Do this:
Output all the material that follows, exactly as given.

(Records from a data source)
+ + +
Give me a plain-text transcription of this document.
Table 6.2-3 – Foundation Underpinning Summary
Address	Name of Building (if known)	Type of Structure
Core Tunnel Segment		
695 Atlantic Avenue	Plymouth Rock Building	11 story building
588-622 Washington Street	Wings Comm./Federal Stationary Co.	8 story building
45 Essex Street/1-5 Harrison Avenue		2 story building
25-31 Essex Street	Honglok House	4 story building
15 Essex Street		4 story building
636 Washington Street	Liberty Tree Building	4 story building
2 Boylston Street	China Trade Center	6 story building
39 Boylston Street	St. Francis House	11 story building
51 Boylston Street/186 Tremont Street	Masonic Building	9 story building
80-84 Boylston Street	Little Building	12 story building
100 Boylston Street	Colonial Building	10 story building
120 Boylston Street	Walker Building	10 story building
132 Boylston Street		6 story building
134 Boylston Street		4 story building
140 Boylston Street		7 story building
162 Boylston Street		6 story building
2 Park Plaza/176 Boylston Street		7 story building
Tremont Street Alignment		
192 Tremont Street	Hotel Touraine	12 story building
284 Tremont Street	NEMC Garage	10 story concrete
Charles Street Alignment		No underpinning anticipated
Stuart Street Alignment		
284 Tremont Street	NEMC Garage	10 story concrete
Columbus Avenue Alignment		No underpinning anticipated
+ + +
Response:
Give me a plain-text transcription of this document.
Table 6.2-3 – Foundation Underpinning Summary
Address	Name of Building (if known)	Type of Structure
Core Tunnel Segment		
695 Atlantic Avenue	Plymouth Rock Building	11 story building
588-622 Washington Street	Wings Comm./Federal Stationary Co.	8 story building
45 Essex Street/1-5 Harrison Avenue		2 story building
25-31 Essex Street	Honglok House	4 story building
15 Essex Street		4 story building
636 Washington Street	Liberty Tree Building	4 story building
2 Boylston Street	China Trade Center	6 story building
39 Boylston Street	St. Francis House	11 story building
51 Boylston Street/186 Tremont Street	Masonic Building	9 story building
80-84 Boylston Street	Little Building	12 story building
100 Boylston Street	Colonial Building	10 story building
120 Boylston Street	Walker Building	10 story building
132 Boylston Street		6 story building
134 Boylston Street		4 story building
140 Boylston Street		7 story building
162 Boylston Street		6 story building
2 Park Plaza/176 Boylston Street		7 story building
Tremont Street Alignment		
192 Tremont Street	Hotel Touraine	12 story building
284 Tremont Street	NEMC Garage	10 story concrete
Charles Street Alignment		No underpinning anticipated
Stuart Street Alignment		
284 Tremont Street	NEMC Garage	10 story concrete
Columbus Avenue Alignment		No underpinning anticipated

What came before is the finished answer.